* THE PROBLEM: Print the full listing exactly.

* DATA EXCERPTS:
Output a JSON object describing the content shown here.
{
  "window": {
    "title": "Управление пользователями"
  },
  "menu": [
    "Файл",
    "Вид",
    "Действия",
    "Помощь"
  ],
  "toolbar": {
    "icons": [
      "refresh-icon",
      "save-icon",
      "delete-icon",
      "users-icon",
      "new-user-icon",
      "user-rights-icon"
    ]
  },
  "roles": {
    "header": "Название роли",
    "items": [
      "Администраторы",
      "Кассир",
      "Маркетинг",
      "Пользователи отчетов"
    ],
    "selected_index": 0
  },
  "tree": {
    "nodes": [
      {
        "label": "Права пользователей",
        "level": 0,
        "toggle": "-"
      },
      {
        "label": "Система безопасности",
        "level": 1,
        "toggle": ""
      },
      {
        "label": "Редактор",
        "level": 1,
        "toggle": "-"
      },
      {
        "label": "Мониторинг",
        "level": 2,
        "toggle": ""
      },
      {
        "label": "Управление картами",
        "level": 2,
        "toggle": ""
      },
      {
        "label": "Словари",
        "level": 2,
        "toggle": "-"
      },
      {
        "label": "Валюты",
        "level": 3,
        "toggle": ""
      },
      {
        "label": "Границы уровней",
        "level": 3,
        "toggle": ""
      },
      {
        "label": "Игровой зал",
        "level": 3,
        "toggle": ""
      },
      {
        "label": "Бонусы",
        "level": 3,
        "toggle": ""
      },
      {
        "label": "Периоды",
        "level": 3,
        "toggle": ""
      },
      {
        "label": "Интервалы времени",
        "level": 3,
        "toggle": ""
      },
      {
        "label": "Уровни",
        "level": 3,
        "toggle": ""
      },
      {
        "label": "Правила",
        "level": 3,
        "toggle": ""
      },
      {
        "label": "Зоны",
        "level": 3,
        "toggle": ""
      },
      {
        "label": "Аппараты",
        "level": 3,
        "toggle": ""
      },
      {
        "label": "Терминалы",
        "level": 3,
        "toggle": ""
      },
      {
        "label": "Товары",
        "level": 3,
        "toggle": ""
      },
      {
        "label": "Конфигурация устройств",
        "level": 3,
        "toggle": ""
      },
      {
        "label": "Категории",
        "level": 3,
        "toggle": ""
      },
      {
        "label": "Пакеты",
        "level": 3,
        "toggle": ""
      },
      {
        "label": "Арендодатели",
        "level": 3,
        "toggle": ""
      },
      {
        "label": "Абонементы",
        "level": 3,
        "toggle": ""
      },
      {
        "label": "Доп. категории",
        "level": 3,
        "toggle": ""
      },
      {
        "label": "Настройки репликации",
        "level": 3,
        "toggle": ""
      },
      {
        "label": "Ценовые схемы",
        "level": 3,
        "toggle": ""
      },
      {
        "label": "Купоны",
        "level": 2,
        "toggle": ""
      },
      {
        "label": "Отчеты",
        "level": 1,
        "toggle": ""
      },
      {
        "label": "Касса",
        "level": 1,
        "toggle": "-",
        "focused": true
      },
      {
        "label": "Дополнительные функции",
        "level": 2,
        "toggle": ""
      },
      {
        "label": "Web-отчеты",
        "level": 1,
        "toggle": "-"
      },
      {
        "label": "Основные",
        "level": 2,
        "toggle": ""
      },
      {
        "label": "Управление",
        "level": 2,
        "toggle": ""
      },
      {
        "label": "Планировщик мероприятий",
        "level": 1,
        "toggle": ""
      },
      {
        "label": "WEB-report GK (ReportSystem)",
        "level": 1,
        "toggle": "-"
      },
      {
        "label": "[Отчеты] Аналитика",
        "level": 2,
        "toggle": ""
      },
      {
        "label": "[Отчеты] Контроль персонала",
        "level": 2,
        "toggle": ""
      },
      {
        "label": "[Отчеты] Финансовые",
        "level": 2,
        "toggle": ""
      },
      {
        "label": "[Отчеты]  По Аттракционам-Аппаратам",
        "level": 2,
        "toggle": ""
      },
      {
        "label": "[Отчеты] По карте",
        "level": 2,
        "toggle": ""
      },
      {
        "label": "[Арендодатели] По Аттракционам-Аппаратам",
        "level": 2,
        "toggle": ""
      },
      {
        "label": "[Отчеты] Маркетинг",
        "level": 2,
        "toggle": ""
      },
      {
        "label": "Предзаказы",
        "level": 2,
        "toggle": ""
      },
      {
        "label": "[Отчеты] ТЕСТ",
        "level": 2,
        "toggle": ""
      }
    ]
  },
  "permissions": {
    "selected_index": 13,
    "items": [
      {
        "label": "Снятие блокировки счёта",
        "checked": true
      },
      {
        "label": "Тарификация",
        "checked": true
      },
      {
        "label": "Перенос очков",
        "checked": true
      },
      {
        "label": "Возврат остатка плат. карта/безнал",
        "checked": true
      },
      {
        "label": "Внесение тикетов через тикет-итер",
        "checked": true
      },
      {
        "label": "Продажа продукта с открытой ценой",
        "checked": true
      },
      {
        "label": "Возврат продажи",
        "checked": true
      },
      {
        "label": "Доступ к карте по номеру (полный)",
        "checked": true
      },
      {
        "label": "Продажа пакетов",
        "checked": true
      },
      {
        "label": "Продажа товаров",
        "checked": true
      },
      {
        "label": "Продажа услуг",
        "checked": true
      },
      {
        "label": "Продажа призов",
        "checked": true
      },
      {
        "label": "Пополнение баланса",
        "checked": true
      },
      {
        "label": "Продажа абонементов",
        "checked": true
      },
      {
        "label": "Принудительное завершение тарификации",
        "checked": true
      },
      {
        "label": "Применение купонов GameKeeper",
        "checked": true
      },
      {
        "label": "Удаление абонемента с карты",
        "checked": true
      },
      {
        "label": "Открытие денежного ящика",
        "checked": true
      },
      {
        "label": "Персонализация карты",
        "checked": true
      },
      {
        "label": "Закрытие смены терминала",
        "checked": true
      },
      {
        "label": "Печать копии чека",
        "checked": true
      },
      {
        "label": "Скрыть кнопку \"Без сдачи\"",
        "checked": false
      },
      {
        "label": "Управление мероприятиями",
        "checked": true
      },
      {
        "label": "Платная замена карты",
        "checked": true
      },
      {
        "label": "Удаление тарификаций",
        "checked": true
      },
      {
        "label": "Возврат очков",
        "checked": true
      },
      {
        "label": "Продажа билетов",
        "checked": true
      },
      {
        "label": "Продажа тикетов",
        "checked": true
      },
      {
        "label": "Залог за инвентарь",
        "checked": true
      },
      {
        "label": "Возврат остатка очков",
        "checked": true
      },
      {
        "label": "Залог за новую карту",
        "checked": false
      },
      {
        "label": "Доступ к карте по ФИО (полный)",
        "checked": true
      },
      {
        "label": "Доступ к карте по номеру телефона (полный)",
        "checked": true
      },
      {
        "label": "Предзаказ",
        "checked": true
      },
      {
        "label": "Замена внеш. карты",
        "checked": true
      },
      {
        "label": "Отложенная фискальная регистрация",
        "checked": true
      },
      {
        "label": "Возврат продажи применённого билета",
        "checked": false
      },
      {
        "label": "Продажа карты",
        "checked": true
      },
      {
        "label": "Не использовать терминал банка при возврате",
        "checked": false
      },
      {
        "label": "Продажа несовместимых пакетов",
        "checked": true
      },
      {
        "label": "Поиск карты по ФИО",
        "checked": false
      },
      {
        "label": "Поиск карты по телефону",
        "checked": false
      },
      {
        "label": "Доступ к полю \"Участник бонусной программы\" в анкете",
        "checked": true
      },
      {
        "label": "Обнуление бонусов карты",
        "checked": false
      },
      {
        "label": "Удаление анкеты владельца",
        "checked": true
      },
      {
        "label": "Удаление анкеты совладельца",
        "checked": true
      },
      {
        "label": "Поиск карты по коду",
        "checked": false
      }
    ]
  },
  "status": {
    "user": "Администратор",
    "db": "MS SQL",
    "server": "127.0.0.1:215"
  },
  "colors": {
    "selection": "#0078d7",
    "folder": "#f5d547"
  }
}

* COMPLETED EXERCISE:
Output a JSON object describing the content shown here.
{
  "window": {
    "title": "Управление пользователями"
  },
  "menu": [
    "Файл",
    "Вид",
    "Действия",
    "Помощь"
  ],
  "toolbar": {
    "icons": [
      "refresh-icon",
      "save-icon",
      "delete-icon",
      "users-icon",
      "new-user-icon",
      "user-rights-icon"
    ]
  },
  "roles": {
    "header": "Название роли",
    "items": [
      "Администраторы",
      "Кассир",
      "Маркетинг",
      "Пользователи отчетов"
    ],
    "selected_index": 0
  },
  "tree": {
    "nodes": [
      {
        "label": "Права пользователей",
        "level": 0,
        "toggle": "-"
      },
      {
        "label": "Система безопасности",
        "level": 1,
        "toggle": ""
      },
      {
        "label": "Редактор",
        "level": 1,
        "toggle": "-"
      },
      {
        "label": "Мониторинг",
        "level": 2,
        "toggle": ""
      },
      {
        "label": "Управление картами",
        "level": 2,
        "toggle": ""
      },
      {
        "label": "Словари",
        "level": 2,
        "toggle": "-"
      },
      {
        "label": "Валюты",
        "level": 3,
        "toggle": ""
      },
      {
        "label": "Границы уровней",
        "level": 3,
        "toggle": ""
      },
      {
        "label": "Игровой зал",
        "level": 3,
        "toggle": ""
      },
      {
        "label": "Бонусы",
        "level": 3,
        "toggle": ""
      },
      {
        "label": "Периоды",
        "level": 3,
        "toggle": ""
      },
      {
        "label": "Интервалы времени",
        "level": 3,
        "toggle": ""
      },
      {
        "label": "Уровни",
        "level": 3,
        "toggle": ""
      },
      {
        "label": "Правила",
        "level": 3,
        "toggle": ""
      },
      {
        "label": "Зоны",
        "level": 3,
        "toggle": ""
      },
      {
        "label": "Аппараты",
        "level": 3,
        "toggle": ""
      },
      {
        "label": "Терминалы",
        "level": 3,
        "toggle": ""
      },
      {
        "label": "Товары",
        "level": 3,
        "toggle": ""
      },
      {
        "label": "Конфигурация устройств",
        "level": 3,
        "toggle": ""
      },
      {
        "label": "Категории",
        "level": 3,
        "toggle": ""
      },
      {
        "label": "Пакеты",
        "level": 3,
        "toggle": ""
      },
      {
        "label": "Арендодатели",
        "level": 3,
        "toggle": ""
      },
      {
        "label": "Абонементы",
        "level": 3,
        "toggle": ""
      },
      {
        "label": "Доп. категории",
        "level": 3,
        "toggle": ""
      },
      {
        "label": "Настройки репликации",
        "level": 3,
        "toggle": ""
      },
      {
        "label": "Ценовые схемы",
        "level": 3,
        "toggle": ""
      },
      {
        "label": "Купоны",
        "level": 2,
        "toggle": ""
      },
      {
        "label": "Отчеты",
        "level": 1,
        "toggle": ""
      },
      {
        "label": "Касса",
        "level": 1,
        "toggle": "-",
        "focused": true
      },
      {
        "label": "Дополнительные функции",
        "level": 2,
        "toggle": ""
      },
      {
        "label": "Web-отчеты",
        "level": 1,
        "toggle": "-"
      },
      {
        "label": "Основные",
        "level": 2,
        "toggle": ""
      },
      {
        "label": "Управление",
        "level": 2,
        "toggle": ""
      },
      {
        "label": "Планировщик мероприятий",
        "level": 1,
        "toggle": ""
      },
      {
        "label": "WEB-report GK (ReportSystem)",
        "level": 1,
        "toggle": "-"
      },
      {
        "label": "[Отчеты] Аналитика",
        "level": 2,
        "toggle": ""
      },
      {
        "label": "[Отчеты] Контроль персонала",
        "level": 2,
        "toggle": ""
      },
      {
        "label": "[Отчеты] Финансовые",
        "level": 2,
        "toggle": ""
      },
      {
        "label": "[Отчеты]  По Аттракционам-Аппаратам",
        "level": 2,
        "toggle": ""
      },
      {
        "label": "[Отчеты] По карте",
        "level": 2,
        "toggle": ""
      },
      {
        "label": "[Арендодатели] По Аттракционам-Аппаратам",
        "level": 2,
        "toggle": ""
      },
      {
        "label": "[Отчеты] Маркетинг",
        "level": 2,
        "toggle": ""
      },
      {
        "label": "Предзаказы",
        "level": 2,
        "toggle": ""
      },
      {
        "label": "[Отчеты] ТЕСТ",
        "level": 2,
        "toggle": ""
      }
    ]
  },
  "permissions": {
    "selected_index": 13,
    "items": [
      {
        "label": "Снятие блокировки счёта",
        "checked": true
      },
      {
        "label": "Тарификация",
        "checked": true
      },
      {
        "label": "Перенос очков",
        "checked": true
      },
      {
        "label": "Возврат остатка плат. карта/безнал",
        "checked": true
      },
      {
        "label": "Внесение тикетов через тикет-итер",
        "checked": true
      },
      {
        "label": "Продажа продукта с открытой ценой",
        "checked": true
      },
      {
        "label": "Возврат продажи",
        "checked": true
      },
      {
        "label": "Доступ к карте по номеру (полный)",
        "checked": true
      },
      {
        "label": "Продажа пакетов",
        "checked": true
      },
      {
        "label": "Продажа товаров",
        "checked": true
      },
      {
        "label": "Продажа услуг",
        "checked": true
      },
      {
        "label": "Продажа призов",
        "checked": true
      },
      {
        "label": "Пополнение баланса",
        "checked": true
      },
      {
        "label": "Продажа абонементов",
        "checked": true
      },
      {
        "label": "Принудительное завершение тарификации",
        "checked": true
      },
      {
        "label": "Применение купонов GameKeeper",
        "checked": true
      },
      {
        "label": "Удаление абонемента с карты",
        "checked": true
      },
      {
        "label": "Открытие денежного ящика",
        "checked": true
      },
      {
        "label": "Персонализация карты",
        "checked": true
      },
      {
        "label": "Закрытие смены терминала",
        "checked": true
      },
      {
        "label": "Печать копии чека",
        "checked": true
      },
      {
        "label": "Скрыть кнопку \"Без сдачи\"",
        "checked": false
      },
      {
        "label": "Управление мероприятиями",
        "checked": true
      },
      {
        "label": "Платная замена карты",
        "checked": true
      },
      {
        "label": "Удаление тарификаций",
        "checked": true
      },
      {
        "label": "Возврат очков",
        "checked": true
      },
      {
        "label": "Продажа билетов",
        "checked": true
      },
      {
        "label": "Продажа тикетов",
        "checked": true
      },
      {
        "label": "Залог за инвентарь",
        "checked": true
      },
      {
        "label": "Возврат остатка очков",
        "checked": true
      },
      {
        "label": "Залог за новую карту",
        "checked": false
      },
      {
        "label": "Доступ к карте по ФИО (полный)",
        "checked": true
      },
      {
        "label": "Доступ к карте по номеру телефона (полный)",
        "checked": true
      },
      {
        "label": "Предзаказ",
        "checked": true
      },
      {
        "label": "Замена внеш. карты",
        "checked": true
      },
      {
        "label": "Отложенная фискальная регистрация",
        "checked": true
      },
      {
        "label": "Возврат продажи применённого билета",
        "checked": false
      },
      {
        "label": "Продажа карты",
        "checked": true
      },
      {
        "label": "Не использовать терминал банка при возврате",
        "checked": false
      },
      {
        "label": "Продажа несовместимых пакетов",
        "checked": true
      },
      {
        "label": "Поиск карты по ФИО",
        "checked": false
      },
      {
        "label": "Поиск карты по телефону",
        "checked": false
      },
      {
        "label": "Доступ к полю \"Участник бонусной программы\" в анкете",
        "checked": true
      },
      {
        "label": "Обнуление бонусов карты",
        "checked": false
      },
      {
        "label": "Удаление анкеты владельца",
        "checked": true
      },
      {
        "label": "Удаление анкеты совладельца",
        "checked": true
      },
      {
        "label": "Поиск карты по коду",
        "checked": false
      }
    ]
  },
  "status": {
    "user": "Администратор",
    "db": "MS SQL",
    "server": "127.0.0.1:215"
  },
  "colors": {
    "selection": "#0078d7",
    "folder": "#f5d547"
  }
}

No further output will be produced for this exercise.